## WHAT THIS TASK INVOLVES:
Gather each line in the entries that includes the string "各年级组长".

## EXERCISE DATA:
BEGIN
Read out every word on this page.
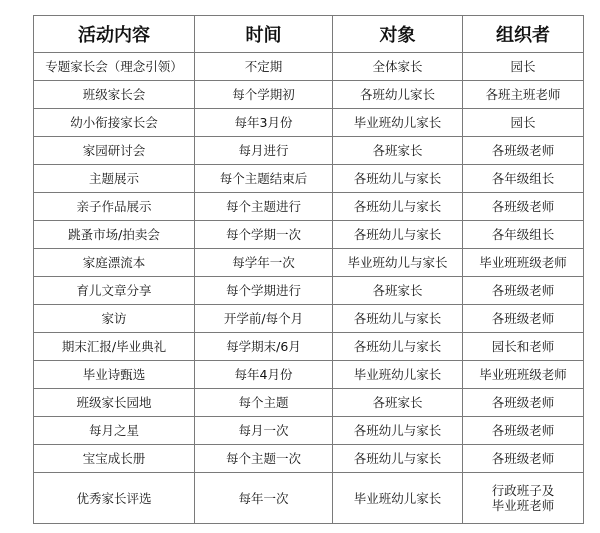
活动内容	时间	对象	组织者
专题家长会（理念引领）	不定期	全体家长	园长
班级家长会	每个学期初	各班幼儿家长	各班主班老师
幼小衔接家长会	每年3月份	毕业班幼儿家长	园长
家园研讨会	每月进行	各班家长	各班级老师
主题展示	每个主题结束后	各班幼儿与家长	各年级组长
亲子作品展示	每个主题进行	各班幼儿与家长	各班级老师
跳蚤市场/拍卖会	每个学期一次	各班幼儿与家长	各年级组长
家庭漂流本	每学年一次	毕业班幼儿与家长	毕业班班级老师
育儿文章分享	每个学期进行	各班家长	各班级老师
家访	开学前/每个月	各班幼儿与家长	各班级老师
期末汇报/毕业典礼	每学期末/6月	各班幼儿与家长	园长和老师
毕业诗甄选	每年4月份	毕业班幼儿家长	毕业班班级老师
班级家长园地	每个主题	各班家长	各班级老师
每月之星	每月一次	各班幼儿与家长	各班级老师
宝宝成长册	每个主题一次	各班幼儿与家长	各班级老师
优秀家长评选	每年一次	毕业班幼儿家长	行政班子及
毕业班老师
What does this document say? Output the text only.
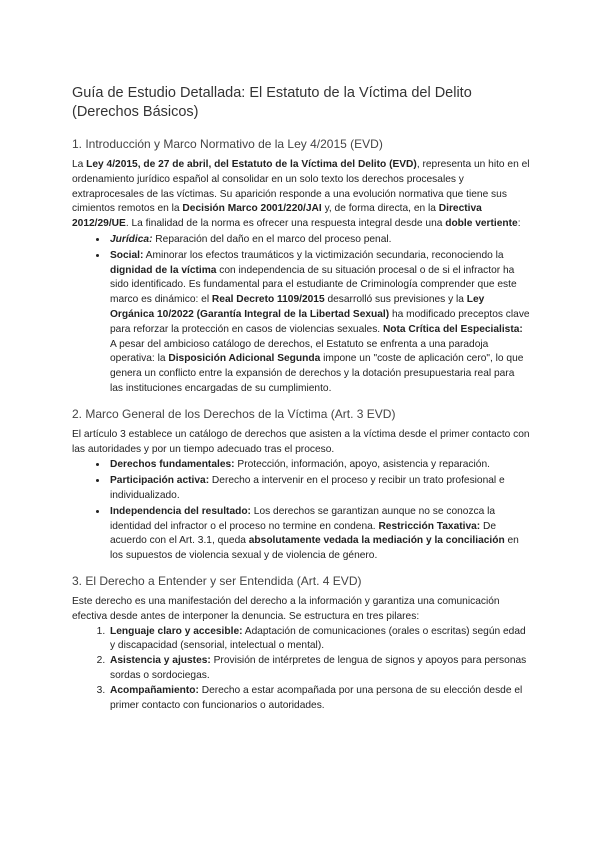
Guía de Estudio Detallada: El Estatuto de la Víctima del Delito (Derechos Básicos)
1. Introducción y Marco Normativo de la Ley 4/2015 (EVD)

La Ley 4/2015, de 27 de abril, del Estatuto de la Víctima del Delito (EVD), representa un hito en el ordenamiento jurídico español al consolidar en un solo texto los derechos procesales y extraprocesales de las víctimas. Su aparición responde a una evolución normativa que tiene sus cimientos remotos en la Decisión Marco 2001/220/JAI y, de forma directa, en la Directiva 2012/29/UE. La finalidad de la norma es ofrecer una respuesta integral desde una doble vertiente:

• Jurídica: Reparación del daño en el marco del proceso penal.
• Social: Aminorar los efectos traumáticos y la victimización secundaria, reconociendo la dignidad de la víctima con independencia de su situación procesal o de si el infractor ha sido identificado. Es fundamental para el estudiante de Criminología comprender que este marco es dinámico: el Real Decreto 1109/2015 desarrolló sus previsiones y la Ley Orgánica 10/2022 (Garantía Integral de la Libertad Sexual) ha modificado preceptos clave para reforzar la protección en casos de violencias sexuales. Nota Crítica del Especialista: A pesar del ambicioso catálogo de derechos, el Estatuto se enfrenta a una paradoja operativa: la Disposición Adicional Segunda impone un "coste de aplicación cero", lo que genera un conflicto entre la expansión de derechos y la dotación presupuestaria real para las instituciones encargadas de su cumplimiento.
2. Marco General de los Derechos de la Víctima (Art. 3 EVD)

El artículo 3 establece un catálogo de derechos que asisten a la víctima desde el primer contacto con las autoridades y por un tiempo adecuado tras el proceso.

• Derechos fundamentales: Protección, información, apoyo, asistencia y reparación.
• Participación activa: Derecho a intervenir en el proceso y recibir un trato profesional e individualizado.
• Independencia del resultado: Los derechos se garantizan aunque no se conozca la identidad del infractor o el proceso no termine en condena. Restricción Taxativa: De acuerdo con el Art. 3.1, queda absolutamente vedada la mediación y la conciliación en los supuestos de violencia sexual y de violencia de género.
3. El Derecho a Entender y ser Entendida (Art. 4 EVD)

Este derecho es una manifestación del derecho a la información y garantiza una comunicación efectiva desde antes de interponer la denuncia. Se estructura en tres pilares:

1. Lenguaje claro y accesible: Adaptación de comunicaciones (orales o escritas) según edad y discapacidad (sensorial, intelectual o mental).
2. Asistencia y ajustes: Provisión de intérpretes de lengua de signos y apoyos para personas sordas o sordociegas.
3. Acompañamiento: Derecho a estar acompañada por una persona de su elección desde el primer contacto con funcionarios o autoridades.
END
## REPLY TO THE TASK:
主题展示	每个主题结束后	各班幼儿与家长	各年级组长
跳蚤市场/拍卖会	每个学期一次	各班幼儿与家长	各年级组长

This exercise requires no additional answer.